**Figure contents as structured data:**
--- begin ---

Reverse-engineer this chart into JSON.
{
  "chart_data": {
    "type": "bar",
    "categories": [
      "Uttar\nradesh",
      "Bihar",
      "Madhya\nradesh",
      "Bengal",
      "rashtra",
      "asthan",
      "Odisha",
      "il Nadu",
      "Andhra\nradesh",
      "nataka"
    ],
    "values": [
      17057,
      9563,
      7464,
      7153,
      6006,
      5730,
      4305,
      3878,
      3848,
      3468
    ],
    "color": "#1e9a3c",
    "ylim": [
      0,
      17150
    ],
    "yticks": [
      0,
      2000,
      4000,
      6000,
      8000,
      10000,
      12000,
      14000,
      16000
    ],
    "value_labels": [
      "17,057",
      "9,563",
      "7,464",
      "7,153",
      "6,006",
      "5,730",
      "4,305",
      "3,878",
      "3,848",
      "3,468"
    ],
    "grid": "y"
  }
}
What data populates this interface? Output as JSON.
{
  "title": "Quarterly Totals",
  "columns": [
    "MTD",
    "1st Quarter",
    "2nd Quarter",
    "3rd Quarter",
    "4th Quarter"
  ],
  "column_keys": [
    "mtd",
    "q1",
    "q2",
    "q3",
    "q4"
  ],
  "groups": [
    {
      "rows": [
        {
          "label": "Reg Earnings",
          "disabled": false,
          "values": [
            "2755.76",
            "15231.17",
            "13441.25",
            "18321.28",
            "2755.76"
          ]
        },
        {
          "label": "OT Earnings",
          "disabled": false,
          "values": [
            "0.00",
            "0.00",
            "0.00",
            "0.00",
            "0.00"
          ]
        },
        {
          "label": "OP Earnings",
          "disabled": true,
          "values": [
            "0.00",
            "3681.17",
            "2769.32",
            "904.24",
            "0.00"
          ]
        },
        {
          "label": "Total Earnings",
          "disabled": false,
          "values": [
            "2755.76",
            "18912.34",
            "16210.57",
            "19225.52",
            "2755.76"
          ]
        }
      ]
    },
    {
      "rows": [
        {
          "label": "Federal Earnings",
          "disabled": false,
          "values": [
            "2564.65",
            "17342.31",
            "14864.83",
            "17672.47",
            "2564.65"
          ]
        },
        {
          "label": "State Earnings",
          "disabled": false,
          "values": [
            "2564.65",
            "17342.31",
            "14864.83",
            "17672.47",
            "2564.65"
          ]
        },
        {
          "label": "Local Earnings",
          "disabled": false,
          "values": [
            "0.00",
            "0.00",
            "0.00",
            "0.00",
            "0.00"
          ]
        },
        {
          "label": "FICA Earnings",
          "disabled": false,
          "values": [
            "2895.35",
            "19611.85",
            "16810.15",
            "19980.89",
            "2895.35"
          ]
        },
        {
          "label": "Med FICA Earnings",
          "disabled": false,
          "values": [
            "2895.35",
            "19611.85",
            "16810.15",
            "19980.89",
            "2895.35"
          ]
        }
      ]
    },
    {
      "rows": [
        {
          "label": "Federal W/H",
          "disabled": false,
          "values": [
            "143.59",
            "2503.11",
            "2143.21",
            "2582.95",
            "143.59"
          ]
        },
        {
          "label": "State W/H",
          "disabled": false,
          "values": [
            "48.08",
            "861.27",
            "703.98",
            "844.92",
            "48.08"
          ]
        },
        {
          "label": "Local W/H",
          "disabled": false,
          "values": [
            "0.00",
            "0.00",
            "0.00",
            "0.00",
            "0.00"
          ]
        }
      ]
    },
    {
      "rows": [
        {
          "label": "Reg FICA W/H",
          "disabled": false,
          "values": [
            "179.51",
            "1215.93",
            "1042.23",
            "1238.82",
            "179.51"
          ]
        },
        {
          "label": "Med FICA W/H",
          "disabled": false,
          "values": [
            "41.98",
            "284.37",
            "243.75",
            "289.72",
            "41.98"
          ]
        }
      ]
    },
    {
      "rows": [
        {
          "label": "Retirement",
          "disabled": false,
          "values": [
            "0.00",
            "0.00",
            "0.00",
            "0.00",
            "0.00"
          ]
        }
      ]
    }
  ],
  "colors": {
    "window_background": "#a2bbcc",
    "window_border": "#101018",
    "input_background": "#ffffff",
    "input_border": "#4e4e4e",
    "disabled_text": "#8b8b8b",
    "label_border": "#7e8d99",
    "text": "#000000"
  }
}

--- end ---

**Problem to work on:** Print every entry exactly as written.

**Solved exercise:**
Reverse-engineer this chart into JSON.
{
  "chart_data": {
    "type": "bar",
    "categories": [
      "Uttar\nradesh",
      "Bihar",
      "Madhya\nradesh",
      "Bengal",
      "rashtra",
      "asthan",
      "Odisha",
      "il Nadu",
      "Andhra\nradesh",
      "nataka"
    ],
    "values": [
      17057,
      9563,
      7464,
      7153,
      6006,
      5730,
      4305,
      3878,
      3848,
      3468
    ],
    "color": "#1e9a3c",
    "ylim": [
      0,
      17150
    ],
    "yticks": [
      0,
      2000,
      4000,
      6000,
      8000,
      10000,
      12000,
      14000,
      16000
    ],
    "value_labels": [
      "17,057",
      "9,563",
      "7,464",
      "7,153",
      "6,006",
      "5,730",
      "4,305",
      "3,878",
      "3,848",
      "3,468"
    ],
    "grid": "y"
  }
}
What data populates this interface? Output as JSON.
{
  "title": "Quarterly Totals",
  "columns": [
    "MTD",
    "1st Quarter",
    "2nd Quarter",
    "3rd Quarter",
    "4th Quarter"
  ],
  "column_keys": [
    "mtd",
    "q1",
    "q2",
    "q3",
    "q4"
  ],
  "groups": [
    {
      "rows": [
        {
          "label": "Reg Earnings",
          "disabled": false,
          "values": [
            "2755.76",
            "15231.17",
            "13441.25",
            "18321.28",
            "2755.76"
          ]
        },
        {
          "label": "OT Earnings",
          "disabled": false,
          "values": [
            "0.00",
            "0.00",
            "0.00",
            "0.00",
            "0.00"
          ]
        },
        {
          "label": "OP Earnings",
          "disabled": true,
          "values": [
            "0.00",
            "3681.17",
            "2769.32",
            "904.24",
            "0.00"
          ]
        },
        {
          "label": "Total Earnings",
          "disabled": false,
          "values": [
            "2755.76",
            "18912.34",
            "16210.57",
            "19225.52",
            "2755.76"
          ]
        }
      ]
    },
    {
      "rows": [
        {
          "label": "Federal Earnings",
          "disabled": false,
          "values": [
            "2564.65",
            "17342.31",
            "14864.83",
            "17672.47",
            "2564.65"
          ]
        },
        {
          "label": "State Earnings",
          "disabled": false,
          "values": [
            "2564.65",
            "17342.31",
            "14864.83",
            "17672.47",
            "2564.65"
          ]
        },
        {
          "label": "Local Earnings",
          "disabled": false,
          "values": [
            "0.00",
            "0.00",
            "0.00",
            "0.00",
            "0.00"
          ]
        },
        {
          "label": "FICA Earnings",
          "disabled": false,
          "values": [
            "2895.35",
            "19611.85",
            "16810.15",
            "19980.89",
            "2895.35"
          ]
        },
        {
          "label": "Med FICA Earnings",
          "disabled": false,
          "values": [
            "2895.35",
            "19611.85",
            "16810.15",
            "19980.89",
            "2895.35"
          ]
        }
      ]
    },
    {
      "rows": [
        {
          "label": "Federal W/H",
          "disabled": false,
          "values": [
            "143.59",
            "2503.11",
            "2143.21",
            "2582.95",
            "143.59"
          ]
        },
        {
          "label": "State W/H",
          "disabled": false,
          "values": [
            "48.08",
            "861.27",
            "703.98",
            "844.92",
            "48.08"
          ]
        },
        {
          "label": "Local W/H",
          "disabled": false,
          "values": [
            "0.00",
            "0.00",
            "0.00",
            "0.00",
            "0.00"
          ]
        }
      ]
    },
    {
      "rows": [
        {
          "label": "Reg FICA W/H",
          "disabled": false,
          "values": [
            "179.51",
            "1215.93",
            "1042.23",
            "1238.82",
            "179.51"
          ]
        },
        {
          "label": "Med FICA W/H",
          "disabled": false,
          "values": [
            "41.98",
            "284.37",
            "243.75",
            "289.72",
            "41.98"
          ]
        }
      ]
    },
    {
      "rows": [
        {
          "label": "Retirement",
          "disabled": false,
          "values": [
            "0.00",
            "0.00",
            "0.00",
            "0.00",
            "0.00"
          ]
        }
      ]
    }
  ],
  "colors": {
    "window_background": "#a2bbcc",
    "window_border": "#101018",
    "input_background": "#ffffff",
    "input_border": "#4e4e4e",
    "disabled_text": "#8b8b8b",
    "label_border": "#7e8d99",
    "text": "#000000"
  }
}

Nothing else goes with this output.